● **Exercise prompt**
Output only the span of lines that begins at the line containing "Reverse-engineer this chart into JSON." and ends at the last line of the data, both included, exactly as they appear.

(Entries with figure data)
━━━━━━━━━━
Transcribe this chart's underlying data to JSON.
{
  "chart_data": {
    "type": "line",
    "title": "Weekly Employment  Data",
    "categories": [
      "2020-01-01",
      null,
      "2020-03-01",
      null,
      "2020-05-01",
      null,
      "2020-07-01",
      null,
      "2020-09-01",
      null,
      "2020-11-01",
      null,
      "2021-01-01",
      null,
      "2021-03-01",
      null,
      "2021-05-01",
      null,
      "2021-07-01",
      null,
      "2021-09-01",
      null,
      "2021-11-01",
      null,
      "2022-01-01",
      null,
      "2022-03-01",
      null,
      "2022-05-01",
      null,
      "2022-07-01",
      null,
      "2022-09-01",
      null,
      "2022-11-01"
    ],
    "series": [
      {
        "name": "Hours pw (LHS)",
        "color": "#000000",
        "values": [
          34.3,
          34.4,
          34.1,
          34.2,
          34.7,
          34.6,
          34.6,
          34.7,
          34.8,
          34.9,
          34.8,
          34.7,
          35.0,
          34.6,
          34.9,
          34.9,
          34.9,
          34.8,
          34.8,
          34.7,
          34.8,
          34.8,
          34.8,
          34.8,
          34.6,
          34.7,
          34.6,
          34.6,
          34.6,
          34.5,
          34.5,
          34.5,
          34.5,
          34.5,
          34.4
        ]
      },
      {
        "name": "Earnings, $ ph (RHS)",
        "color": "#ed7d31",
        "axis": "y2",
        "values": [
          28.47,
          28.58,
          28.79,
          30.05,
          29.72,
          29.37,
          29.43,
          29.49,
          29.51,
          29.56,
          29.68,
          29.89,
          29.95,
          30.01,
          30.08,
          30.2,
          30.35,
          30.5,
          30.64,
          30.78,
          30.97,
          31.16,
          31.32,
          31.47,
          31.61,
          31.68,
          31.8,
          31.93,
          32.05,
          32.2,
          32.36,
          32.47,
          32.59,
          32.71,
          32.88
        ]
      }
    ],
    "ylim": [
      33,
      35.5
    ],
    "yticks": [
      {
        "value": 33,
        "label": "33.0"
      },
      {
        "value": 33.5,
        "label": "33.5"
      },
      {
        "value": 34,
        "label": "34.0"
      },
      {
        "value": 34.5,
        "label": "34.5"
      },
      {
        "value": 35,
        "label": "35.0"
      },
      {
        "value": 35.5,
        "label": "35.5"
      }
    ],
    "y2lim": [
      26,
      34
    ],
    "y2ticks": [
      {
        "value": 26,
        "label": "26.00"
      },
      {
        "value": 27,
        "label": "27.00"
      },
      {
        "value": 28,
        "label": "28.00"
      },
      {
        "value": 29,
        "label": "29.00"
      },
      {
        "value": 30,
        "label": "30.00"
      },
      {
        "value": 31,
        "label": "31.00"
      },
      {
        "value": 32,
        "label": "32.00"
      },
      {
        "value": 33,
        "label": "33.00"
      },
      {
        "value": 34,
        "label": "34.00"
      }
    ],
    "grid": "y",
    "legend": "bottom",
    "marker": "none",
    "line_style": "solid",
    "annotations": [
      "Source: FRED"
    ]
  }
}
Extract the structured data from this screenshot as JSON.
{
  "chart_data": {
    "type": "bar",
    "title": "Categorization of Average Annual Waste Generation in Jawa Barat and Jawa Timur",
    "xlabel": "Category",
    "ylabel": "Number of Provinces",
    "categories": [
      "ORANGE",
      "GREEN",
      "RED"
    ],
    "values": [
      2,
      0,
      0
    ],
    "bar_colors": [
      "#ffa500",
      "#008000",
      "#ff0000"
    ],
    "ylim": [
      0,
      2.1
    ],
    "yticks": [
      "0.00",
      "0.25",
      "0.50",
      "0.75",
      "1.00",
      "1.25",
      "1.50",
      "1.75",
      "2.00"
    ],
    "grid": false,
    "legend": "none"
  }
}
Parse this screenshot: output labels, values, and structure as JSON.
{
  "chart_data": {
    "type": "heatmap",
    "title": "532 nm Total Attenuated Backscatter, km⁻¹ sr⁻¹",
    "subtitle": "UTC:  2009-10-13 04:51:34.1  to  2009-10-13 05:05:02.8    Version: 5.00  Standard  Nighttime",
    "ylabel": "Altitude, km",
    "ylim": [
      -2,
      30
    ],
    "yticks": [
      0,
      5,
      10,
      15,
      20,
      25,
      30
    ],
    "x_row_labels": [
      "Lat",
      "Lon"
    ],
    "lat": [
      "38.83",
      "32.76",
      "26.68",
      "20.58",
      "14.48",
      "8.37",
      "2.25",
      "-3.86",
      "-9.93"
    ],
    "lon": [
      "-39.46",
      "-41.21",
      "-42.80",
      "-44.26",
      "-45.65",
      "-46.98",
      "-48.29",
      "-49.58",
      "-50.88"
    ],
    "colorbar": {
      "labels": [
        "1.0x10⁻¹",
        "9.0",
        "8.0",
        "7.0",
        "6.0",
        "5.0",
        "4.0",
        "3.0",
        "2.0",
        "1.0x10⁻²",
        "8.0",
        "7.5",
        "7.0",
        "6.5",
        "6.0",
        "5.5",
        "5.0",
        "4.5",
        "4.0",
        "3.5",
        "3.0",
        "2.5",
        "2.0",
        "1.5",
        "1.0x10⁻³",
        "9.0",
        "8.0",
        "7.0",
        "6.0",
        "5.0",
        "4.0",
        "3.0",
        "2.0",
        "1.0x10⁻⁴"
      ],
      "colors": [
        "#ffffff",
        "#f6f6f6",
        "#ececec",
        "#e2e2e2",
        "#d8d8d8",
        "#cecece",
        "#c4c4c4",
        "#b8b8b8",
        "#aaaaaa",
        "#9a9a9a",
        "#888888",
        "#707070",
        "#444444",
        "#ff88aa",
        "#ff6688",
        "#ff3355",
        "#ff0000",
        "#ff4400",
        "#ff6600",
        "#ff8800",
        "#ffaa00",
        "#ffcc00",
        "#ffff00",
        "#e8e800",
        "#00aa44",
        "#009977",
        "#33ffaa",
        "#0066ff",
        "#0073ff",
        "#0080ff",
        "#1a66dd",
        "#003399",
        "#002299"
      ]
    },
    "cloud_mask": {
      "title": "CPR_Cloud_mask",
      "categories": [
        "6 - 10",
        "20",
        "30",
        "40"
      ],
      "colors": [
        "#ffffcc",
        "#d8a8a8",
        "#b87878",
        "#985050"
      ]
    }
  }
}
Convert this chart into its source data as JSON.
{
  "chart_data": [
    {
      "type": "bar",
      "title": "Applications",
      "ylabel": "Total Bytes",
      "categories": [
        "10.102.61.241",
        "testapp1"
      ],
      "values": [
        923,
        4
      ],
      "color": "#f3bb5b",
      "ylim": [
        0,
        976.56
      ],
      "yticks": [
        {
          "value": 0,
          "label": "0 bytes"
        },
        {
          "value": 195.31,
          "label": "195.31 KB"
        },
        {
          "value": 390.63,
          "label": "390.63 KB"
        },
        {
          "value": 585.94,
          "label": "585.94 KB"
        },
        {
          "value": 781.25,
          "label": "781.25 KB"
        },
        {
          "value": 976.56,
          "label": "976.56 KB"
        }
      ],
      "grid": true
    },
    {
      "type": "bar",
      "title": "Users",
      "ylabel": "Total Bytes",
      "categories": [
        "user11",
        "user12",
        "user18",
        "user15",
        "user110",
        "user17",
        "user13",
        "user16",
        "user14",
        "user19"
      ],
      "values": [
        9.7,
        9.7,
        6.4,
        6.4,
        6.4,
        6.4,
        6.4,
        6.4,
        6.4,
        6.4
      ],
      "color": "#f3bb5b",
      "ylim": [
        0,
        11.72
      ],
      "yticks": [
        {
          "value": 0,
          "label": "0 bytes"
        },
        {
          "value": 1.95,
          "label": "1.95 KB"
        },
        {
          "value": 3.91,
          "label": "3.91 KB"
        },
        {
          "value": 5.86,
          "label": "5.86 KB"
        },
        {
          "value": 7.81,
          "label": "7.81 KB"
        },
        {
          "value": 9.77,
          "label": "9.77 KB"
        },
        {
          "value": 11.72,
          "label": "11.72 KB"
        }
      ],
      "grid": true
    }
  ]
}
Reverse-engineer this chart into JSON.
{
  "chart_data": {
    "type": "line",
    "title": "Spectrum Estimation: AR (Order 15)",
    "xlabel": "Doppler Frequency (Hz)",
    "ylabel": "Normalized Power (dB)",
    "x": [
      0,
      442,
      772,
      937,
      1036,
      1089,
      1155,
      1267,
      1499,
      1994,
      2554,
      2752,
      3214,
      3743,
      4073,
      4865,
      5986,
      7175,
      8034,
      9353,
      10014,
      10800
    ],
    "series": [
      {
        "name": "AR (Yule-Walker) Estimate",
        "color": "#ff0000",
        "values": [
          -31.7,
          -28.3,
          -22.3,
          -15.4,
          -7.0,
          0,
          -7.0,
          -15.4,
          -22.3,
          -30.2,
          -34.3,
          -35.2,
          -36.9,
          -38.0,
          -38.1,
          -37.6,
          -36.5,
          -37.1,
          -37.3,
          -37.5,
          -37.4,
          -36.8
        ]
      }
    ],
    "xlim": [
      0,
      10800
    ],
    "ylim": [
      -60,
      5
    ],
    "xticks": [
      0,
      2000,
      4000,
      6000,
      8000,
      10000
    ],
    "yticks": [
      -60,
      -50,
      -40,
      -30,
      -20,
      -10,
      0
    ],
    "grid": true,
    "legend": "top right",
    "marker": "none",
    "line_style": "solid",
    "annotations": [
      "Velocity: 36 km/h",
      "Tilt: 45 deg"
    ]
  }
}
━━━━━━━━━━
● **Final result**
Reverse-engineer this chart into JSON.
{
  "chart_data": {
    "type": "line",
    "title": "Spectrum Estimation: AR (Order 15)",
    "xlabel": "Doppler Frequency (Hz)",
    "ylabel": "Normalized Power (dB)",
    "x": [
      0,
      442,
      772,
      937,
      1036,
      1089,
      1155,
      1267,
      1499,
      1994,
      2554,
      2752,
      3214,
      3743,
      4073,
      4865,
      5986,
      7175,
      8034,
      9353,
      10014,
      10800
    ],
    "series": [
      {
        "name": "AR (Yule-Walker) Estimate",
        "color": "#ff0000",
        "values": [
          -31.7,
          -28.3,
          -22.3,
          -15.4,
          -7.0,
          0,
          -7.0,
          -15.4,
          -22.3,
          -30.2,
          -34.3,
          -35.2,
          -36.9,
          -38.0,
          -38.1,
          -37.6,
          -36.5,
          -37.1,
          -37.3,
          -37.5,
          -37.4,
          -36.8
        ]
      }
    ],
    "xlim": [
      0,
      10800
    ],
    "ylim": [
      -60,
      5
    ],
    "xticks": [
      0,
      2000,
      4000,
      6000,
      8000,
      10000
    ],
    "yticks": [
      -60,
      -50,
      -40,
      -30,
      -20,
      -10,
      0
    ],
    "grid": true,
    "legend": "top right",
    "marker": "none",
    "line_style": "solid",
    "annotations": [
      "Velocity: 36 km/h",
      "Tilt: 45 deg"
    ]
  }
}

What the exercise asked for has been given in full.